> **Task instructions**:
In the entries below, find every line with "image" and copy it.

> **Records shown**:
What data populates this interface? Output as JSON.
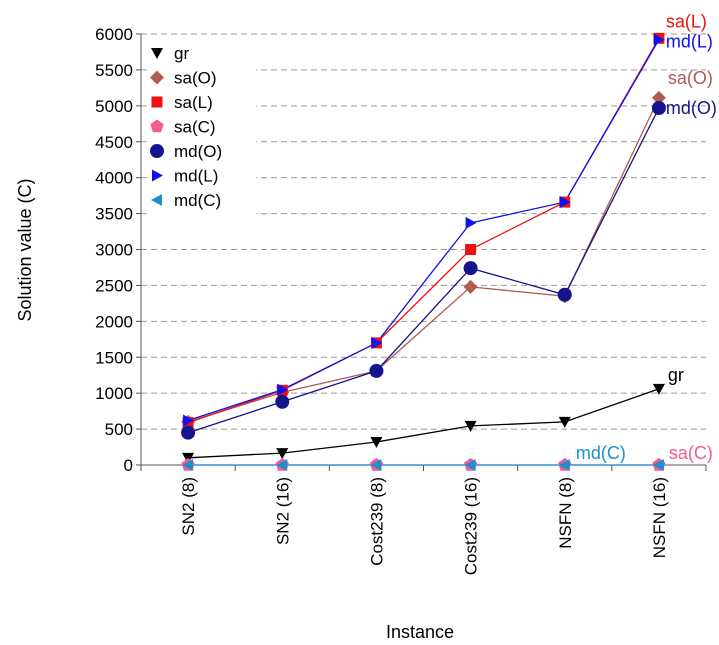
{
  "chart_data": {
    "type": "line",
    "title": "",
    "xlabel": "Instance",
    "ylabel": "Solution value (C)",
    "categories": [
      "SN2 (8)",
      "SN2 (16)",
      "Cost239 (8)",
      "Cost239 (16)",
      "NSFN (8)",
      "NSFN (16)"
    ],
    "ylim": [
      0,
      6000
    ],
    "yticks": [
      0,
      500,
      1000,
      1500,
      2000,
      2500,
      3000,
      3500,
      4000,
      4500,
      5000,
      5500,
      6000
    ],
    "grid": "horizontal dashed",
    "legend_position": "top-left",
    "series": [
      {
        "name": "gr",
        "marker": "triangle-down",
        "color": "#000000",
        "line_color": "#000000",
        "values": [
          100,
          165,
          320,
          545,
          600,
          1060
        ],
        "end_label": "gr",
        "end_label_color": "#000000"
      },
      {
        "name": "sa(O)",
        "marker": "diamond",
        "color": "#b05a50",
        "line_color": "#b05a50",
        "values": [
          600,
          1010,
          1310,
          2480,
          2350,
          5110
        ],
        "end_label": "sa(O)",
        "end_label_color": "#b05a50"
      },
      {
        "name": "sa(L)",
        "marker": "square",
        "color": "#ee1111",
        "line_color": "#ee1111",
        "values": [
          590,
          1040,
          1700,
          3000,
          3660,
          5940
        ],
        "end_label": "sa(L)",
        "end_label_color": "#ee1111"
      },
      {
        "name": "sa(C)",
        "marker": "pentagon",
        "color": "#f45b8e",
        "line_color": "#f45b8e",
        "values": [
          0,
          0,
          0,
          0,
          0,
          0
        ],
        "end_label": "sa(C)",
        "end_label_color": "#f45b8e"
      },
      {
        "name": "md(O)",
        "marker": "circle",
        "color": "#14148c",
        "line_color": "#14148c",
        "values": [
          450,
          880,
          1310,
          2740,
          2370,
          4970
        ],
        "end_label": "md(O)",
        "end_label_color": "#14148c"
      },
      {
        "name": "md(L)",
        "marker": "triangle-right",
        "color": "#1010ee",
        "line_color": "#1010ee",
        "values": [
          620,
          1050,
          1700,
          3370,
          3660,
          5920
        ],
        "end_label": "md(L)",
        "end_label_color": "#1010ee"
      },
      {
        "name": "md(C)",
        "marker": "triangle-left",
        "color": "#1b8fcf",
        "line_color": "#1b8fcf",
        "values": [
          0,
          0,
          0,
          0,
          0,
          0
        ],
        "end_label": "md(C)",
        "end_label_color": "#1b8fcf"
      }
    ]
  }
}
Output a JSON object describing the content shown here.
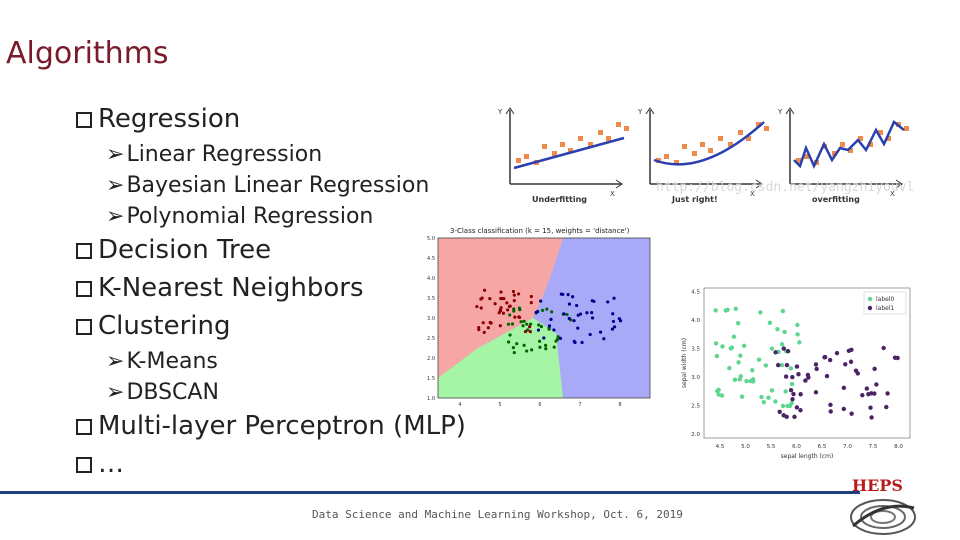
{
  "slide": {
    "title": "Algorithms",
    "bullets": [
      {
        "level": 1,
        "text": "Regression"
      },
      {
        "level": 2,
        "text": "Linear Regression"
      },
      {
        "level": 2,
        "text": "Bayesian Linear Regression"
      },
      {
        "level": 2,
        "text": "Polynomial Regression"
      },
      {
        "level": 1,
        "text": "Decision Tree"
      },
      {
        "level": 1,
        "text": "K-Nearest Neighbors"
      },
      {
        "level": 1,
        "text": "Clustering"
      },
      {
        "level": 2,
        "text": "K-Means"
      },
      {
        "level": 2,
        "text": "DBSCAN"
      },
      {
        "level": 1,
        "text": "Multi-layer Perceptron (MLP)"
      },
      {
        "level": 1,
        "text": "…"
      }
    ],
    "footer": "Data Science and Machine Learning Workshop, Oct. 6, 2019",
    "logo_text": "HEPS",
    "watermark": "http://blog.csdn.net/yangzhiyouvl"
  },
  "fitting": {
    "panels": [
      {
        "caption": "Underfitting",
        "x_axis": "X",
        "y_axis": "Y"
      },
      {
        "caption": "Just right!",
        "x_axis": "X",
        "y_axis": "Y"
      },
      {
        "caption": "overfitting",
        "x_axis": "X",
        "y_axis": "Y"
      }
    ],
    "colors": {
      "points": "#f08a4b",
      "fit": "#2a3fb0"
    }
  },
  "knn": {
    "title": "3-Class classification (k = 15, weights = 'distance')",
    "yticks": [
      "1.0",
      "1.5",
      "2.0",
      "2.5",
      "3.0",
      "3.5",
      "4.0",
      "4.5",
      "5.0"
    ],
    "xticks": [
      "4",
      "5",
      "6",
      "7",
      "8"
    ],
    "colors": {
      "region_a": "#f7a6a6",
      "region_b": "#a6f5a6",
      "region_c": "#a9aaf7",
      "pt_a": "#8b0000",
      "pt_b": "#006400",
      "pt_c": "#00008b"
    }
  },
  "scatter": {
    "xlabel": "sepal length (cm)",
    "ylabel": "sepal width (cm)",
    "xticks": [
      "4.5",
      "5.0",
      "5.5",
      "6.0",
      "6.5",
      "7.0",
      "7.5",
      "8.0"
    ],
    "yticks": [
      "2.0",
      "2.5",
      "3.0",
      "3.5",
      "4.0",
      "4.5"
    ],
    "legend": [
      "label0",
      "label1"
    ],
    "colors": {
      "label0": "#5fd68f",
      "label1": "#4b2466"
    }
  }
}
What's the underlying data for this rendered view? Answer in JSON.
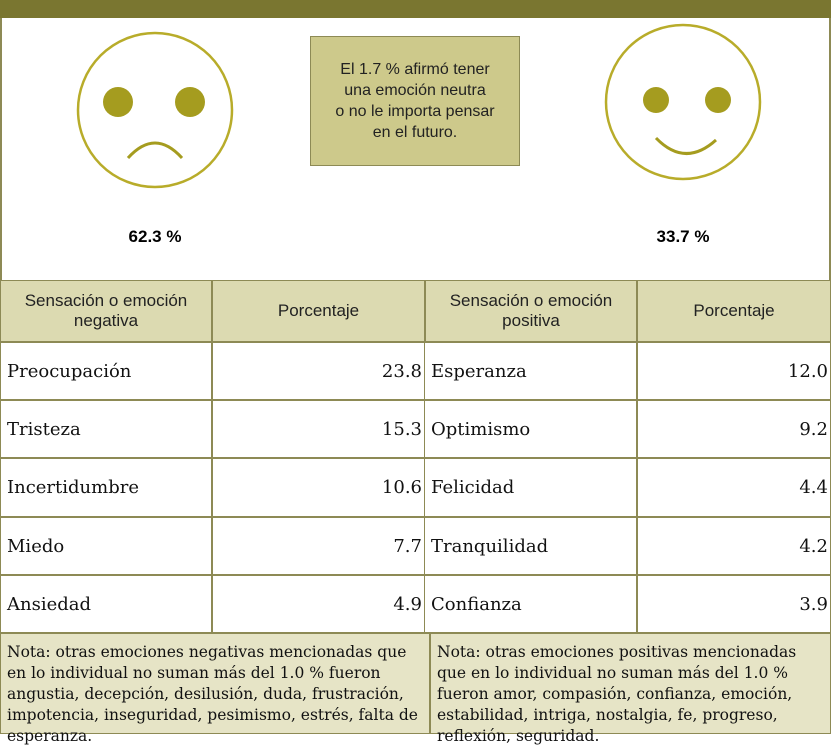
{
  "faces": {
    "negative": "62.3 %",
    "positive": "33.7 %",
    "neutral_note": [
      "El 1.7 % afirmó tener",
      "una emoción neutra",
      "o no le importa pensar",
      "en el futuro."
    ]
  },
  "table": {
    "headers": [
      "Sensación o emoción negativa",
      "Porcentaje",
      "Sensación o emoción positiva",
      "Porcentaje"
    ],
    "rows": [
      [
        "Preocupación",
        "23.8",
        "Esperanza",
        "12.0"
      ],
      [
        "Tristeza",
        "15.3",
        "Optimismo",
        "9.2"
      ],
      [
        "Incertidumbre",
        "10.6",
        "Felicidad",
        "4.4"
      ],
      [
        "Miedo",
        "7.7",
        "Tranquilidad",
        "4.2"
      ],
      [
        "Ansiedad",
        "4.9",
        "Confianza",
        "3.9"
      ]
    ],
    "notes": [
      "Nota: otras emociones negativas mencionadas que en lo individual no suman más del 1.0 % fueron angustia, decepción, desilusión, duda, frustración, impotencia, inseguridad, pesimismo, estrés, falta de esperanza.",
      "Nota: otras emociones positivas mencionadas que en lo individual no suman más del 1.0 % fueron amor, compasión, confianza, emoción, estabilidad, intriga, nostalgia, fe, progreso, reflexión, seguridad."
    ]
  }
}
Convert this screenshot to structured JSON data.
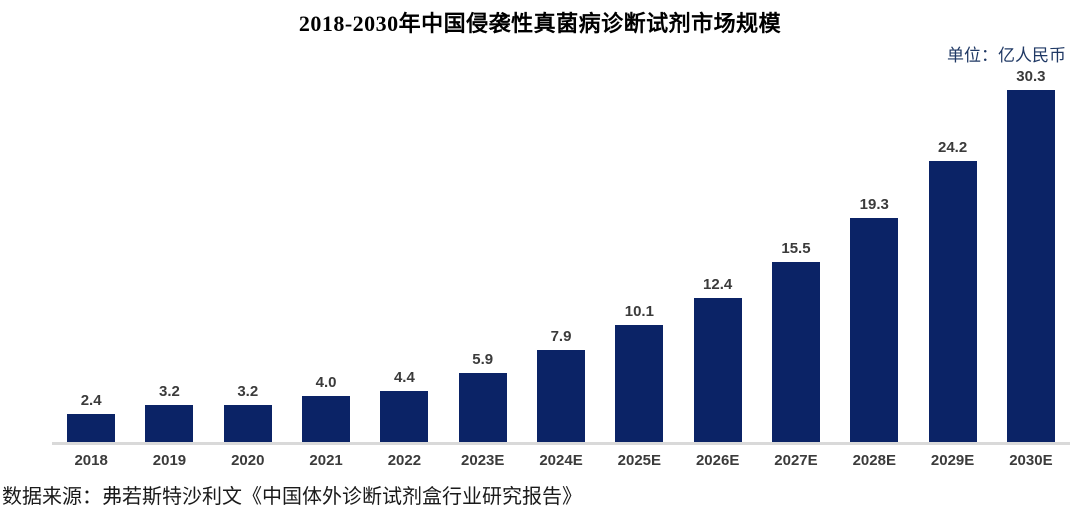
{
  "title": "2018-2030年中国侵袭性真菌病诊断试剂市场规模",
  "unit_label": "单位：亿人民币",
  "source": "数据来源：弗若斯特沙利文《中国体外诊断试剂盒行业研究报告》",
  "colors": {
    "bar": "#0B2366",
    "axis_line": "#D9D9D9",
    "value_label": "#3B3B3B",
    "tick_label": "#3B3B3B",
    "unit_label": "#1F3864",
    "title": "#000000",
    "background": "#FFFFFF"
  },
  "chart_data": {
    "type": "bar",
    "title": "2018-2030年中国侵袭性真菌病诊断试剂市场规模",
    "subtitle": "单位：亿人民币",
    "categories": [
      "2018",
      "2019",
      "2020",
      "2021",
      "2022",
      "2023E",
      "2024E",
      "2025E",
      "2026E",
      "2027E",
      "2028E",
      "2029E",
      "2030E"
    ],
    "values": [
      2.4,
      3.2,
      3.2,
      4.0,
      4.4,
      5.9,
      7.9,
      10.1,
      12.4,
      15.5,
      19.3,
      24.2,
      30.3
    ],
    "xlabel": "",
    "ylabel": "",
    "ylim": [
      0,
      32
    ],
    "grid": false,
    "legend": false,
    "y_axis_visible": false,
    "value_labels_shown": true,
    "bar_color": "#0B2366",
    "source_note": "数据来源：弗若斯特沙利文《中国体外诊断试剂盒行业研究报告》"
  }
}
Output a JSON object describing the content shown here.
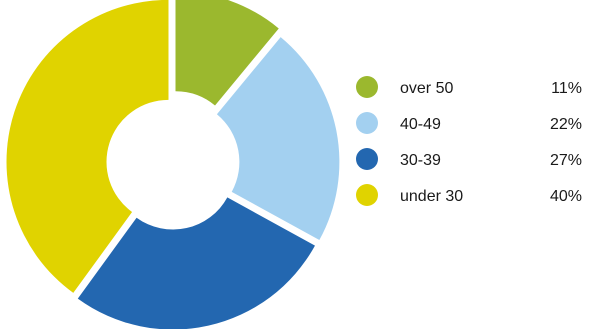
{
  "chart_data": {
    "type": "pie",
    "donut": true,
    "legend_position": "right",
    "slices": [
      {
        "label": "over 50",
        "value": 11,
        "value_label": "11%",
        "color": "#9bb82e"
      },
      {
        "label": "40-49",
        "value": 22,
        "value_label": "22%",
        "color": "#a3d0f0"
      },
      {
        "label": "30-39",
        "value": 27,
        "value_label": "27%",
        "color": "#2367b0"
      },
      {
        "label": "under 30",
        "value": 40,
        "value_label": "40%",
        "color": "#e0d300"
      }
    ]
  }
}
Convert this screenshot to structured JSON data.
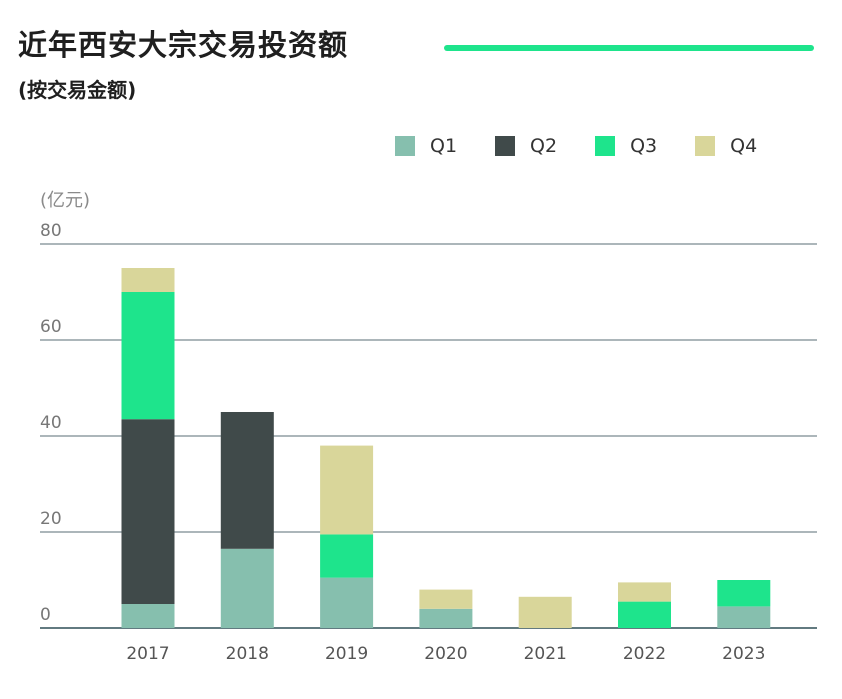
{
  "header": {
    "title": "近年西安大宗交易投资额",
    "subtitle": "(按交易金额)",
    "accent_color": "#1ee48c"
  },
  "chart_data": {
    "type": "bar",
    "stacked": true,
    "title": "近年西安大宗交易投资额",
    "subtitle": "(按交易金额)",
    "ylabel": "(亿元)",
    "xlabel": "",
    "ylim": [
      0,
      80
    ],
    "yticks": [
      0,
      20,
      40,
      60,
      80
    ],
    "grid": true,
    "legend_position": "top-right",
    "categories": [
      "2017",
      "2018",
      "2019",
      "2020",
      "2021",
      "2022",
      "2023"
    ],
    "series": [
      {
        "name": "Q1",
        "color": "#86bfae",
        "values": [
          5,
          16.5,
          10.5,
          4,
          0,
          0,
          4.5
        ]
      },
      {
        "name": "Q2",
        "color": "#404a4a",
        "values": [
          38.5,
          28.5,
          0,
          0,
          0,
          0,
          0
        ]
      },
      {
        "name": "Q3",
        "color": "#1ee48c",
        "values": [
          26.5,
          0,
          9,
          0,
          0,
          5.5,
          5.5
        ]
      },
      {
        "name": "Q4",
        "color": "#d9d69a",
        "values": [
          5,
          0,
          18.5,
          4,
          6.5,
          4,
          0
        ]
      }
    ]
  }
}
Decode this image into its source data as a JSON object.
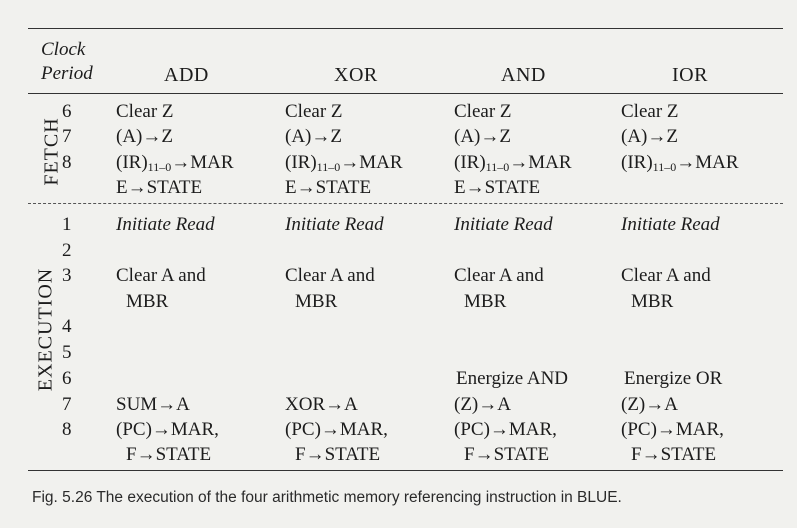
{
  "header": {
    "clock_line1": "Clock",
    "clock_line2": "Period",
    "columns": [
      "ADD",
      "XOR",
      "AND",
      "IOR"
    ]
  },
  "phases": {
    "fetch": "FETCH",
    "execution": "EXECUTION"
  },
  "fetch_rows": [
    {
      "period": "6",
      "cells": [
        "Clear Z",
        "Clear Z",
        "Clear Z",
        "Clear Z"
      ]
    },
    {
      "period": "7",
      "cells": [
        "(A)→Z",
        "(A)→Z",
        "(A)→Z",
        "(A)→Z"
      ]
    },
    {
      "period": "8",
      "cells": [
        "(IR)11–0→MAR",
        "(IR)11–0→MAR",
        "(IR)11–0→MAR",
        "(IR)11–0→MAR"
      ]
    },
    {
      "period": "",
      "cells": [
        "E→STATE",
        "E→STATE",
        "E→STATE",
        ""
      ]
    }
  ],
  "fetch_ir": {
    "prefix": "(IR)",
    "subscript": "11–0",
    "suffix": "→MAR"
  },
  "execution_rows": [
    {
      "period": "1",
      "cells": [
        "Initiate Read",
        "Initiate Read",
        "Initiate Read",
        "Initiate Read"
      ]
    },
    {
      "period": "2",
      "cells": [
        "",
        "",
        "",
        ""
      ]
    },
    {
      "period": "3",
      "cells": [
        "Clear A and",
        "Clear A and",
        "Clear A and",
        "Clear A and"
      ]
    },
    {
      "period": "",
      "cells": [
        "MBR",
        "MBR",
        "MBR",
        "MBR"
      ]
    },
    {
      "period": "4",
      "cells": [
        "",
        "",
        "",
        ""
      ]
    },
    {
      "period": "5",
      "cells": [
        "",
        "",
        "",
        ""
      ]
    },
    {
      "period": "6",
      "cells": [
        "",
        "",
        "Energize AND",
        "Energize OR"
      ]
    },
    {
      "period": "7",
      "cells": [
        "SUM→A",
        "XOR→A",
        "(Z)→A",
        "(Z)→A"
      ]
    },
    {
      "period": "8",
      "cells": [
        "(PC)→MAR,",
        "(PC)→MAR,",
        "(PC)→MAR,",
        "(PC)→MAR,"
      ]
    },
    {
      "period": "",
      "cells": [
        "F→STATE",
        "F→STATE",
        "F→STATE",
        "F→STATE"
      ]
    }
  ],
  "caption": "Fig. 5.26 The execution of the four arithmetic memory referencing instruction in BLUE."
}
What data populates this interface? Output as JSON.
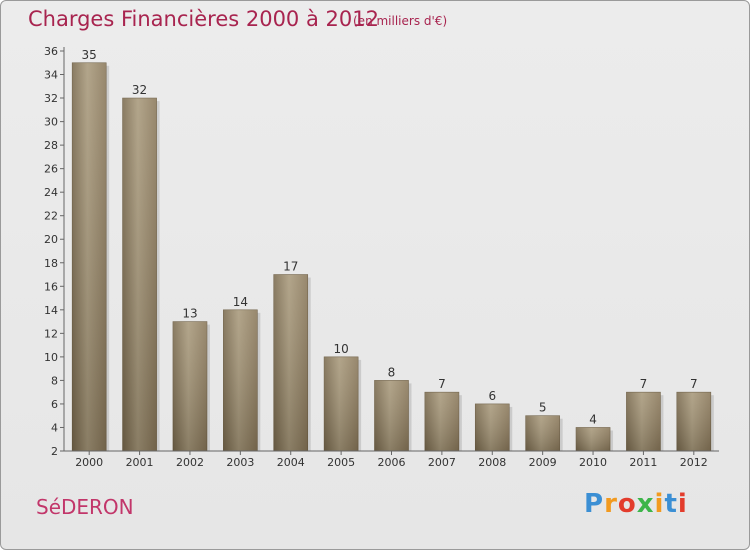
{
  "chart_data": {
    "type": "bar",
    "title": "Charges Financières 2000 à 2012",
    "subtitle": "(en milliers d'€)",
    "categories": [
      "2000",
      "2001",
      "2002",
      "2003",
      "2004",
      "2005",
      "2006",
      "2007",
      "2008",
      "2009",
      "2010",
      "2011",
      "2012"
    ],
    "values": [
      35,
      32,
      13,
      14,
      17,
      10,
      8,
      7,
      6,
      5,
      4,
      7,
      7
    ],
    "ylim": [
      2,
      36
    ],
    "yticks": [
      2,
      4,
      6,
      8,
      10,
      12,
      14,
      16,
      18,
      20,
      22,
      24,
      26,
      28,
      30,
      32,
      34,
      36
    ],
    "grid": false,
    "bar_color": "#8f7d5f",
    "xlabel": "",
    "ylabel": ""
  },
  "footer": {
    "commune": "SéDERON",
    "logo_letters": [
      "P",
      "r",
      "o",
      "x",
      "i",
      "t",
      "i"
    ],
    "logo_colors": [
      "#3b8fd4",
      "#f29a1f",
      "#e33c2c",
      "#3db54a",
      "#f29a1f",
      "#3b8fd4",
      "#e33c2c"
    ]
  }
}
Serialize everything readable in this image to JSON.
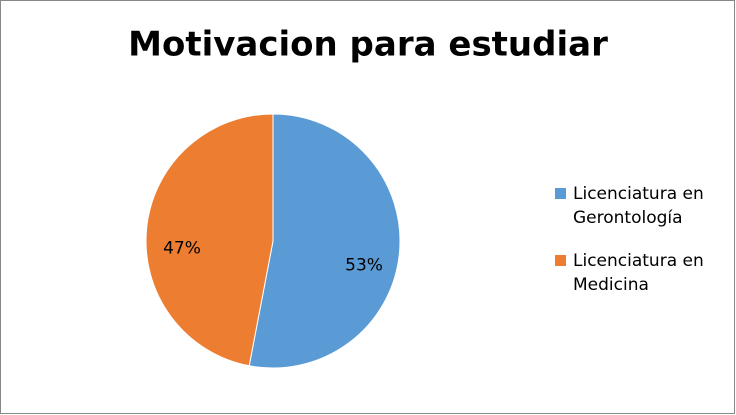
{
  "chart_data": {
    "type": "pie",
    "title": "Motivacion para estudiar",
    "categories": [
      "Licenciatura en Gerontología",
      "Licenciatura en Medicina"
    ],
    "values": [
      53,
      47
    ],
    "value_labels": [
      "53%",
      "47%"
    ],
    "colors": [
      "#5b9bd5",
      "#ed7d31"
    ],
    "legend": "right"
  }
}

> **Output of the exercise**:
Decode this image into its source data as a JSON object.
Serialize everything readable in this image to JSON.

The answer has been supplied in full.